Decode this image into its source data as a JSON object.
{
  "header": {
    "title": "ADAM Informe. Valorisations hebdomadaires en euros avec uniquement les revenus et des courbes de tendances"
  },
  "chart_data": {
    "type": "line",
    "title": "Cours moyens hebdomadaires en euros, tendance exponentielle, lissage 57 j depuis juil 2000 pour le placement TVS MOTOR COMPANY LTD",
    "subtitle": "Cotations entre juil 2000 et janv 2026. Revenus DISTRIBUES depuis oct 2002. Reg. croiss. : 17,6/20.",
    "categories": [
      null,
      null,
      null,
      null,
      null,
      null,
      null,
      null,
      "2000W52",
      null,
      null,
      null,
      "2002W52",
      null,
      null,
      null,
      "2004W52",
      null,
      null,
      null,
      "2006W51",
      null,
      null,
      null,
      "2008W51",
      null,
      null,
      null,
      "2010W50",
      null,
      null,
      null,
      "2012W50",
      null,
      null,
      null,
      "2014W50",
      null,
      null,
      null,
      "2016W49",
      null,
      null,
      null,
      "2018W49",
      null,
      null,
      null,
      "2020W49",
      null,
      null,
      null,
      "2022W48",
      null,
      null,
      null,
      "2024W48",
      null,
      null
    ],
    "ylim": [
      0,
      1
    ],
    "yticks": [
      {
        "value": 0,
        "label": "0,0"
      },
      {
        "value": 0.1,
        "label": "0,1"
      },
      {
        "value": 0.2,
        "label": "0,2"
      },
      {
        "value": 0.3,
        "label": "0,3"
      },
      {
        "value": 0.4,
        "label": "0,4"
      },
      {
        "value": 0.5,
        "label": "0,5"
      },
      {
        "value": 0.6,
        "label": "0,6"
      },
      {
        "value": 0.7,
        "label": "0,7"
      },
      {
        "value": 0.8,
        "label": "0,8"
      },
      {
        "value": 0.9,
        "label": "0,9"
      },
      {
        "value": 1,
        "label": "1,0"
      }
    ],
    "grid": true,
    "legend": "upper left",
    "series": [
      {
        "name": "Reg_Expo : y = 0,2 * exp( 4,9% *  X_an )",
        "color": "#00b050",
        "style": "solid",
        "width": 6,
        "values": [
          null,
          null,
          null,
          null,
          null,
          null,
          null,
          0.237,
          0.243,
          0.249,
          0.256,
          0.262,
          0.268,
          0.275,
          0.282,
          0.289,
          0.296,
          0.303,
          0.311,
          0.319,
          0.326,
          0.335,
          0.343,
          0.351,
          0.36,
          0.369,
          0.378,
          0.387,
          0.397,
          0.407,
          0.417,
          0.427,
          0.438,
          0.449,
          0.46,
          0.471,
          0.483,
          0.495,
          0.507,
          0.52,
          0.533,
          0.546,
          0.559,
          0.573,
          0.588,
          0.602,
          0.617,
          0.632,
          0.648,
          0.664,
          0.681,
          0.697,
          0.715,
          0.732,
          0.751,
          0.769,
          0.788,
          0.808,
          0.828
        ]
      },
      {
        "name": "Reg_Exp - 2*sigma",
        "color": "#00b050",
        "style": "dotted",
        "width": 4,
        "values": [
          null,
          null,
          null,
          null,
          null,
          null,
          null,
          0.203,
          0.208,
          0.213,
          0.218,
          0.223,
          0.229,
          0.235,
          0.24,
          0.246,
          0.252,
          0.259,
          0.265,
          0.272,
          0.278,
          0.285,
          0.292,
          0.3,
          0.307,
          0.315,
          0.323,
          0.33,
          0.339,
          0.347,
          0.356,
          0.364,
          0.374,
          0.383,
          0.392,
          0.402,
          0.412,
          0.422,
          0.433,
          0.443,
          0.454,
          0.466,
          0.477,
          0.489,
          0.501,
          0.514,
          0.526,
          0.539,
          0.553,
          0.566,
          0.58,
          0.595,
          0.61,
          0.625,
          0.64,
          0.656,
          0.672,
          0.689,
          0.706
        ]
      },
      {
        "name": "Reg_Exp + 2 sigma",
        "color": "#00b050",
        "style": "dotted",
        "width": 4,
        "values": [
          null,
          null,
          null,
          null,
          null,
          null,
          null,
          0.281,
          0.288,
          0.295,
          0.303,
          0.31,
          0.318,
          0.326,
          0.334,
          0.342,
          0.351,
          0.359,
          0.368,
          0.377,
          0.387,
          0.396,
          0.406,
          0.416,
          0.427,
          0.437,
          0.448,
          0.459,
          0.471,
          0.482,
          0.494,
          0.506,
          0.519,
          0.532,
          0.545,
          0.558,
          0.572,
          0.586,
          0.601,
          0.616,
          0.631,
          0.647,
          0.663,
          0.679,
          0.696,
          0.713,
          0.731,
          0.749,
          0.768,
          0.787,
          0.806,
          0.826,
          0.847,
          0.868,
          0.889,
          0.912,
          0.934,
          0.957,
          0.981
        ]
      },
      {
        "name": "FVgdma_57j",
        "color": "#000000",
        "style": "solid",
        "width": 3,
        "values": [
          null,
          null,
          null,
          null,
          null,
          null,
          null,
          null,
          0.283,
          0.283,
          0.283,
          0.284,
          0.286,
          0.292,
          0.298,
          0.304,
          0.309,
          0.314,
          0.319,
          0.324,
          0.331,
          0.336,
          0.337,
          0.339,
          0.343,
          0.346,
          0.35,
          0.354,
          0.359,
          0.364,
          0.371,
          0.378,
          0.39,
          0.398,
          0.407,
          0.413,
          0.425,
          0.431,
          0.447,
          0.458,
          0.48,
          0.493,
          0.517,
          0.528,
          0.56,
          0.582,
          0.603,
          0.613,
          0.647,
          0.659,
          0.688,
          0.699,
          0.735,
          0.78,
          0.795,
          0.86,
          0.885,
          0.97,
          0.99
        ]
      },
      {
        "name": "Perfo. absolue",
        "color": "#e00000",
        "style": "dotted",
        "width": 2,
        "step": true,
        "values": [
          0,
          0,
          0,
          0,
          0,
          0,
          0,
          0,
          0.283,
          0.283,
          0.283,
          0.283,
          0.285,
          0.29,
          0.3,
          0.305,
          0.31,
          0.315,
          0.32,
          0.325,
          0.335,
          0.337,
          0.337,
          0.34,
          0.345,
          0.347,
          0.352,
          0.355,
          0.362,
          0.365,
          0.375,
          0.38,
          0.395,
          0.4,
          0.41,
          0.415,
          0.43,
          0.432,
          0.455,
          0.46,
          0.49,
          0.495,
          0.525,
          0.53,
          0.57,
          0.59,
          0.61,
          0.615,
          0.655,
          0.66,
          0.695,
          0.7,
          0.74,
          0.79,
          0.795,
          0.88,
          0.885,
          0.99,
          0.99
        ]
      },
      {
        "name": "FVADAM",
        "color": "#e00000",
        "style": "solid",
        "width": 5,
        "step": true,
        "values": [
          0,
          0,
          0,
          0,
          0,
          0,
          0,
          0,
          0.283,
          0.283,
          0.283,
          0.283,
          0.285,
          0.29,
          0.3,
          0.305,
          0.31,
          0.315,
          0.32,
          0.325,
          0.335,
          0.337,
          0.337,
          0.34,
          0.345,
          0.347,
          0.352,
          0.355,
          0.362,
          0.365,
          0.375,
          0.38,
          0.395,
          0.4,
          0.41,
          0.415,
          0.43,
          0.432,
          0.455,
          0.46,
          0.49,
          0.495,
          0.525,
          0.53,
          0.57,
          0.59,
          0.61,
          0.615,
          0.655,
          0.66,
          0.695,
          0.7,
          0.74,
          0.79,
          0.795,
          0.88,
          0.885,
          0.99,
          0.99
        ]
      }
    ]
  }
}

*EXERCISE DETAILS:* Show all lines from the listing above in which "euros" appears.

*TASK RESULT:*
    "title": "ADAM Informe. Valorisations hebdomadaires en euros avec uniquement les revenus et des courbes de tendances"
    "title": "Cours moyens hebdomadaires en euros, tendance exponentielle, lissage 57 j depuis juil 2000 pour le placement TVS MOTOR COMPANY LTD",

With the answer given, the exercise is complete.